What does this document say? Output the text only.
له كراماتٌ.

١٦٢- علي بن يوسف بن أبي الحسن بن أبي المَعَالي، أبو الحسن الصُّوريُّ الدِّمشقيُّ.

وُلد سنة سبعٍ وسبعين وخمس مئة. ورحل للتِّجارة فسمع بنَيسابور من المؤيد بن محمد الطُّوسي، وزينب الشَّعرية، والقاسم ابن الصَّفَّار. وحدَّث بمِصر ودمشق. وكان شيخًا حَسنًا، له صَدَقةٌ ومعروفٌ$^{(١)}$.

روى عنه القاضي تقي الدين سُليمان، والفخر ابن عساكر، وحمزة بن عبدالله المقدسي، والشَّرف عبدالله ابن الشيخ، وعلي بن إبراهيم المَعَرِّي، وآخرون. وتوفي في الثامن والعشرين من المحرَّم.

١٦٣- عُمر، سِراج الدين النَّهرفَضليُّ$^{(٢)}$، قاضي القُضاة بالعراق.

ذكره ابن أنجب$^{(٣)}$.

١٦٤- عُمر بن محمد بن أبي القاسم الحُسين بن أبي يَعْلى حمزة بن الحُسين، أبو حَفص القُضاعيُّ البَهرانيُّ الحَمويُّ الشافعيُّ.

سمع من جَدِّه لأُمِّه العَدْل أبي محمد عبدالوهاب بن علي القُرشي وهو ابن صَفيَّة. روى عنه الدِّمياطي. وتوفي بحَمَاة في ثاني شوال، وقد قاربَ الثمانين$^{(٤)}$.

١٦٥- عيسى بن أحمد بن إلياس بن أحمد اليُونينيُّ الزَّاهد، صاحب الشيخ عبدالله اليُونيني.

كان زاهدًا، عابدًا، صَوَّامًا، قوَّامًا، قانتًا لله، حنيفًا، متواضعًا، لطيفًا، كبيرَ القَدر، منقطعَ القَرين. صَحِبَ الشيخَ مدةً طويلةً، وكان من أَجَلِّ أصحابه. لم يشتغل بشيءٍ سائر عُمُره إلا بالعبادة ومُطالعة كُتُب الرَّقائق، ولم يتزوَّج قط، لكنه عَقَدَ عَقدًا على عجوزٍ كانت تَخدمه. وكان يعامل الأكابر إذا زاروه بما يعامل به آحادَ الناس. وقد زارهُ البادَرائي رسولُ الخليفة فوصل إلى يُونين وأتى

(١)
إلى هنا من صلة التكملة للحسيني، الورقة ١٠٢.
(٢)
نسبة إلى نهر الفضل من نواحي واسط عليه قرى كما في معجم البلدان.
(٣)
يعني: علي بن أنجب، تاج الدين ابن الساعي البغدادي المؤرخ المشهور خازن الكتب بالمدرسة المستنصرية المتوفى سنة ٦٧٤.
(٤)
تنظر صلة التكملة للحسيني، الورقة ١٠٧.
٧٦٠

== Problem requirements ==
Locate the word "أنجب" in the records above, and return each line that has it.

== Output for this task ==
ذكره ابن أنجب$^{(٣)}$.
يعني: علي بن أنجب، تاج الدين ابن الساعي البغدادي المؤرخ المشهور خازن الكتب بالمدرسة المستنصرية المتوفى سنة ٦٧٤.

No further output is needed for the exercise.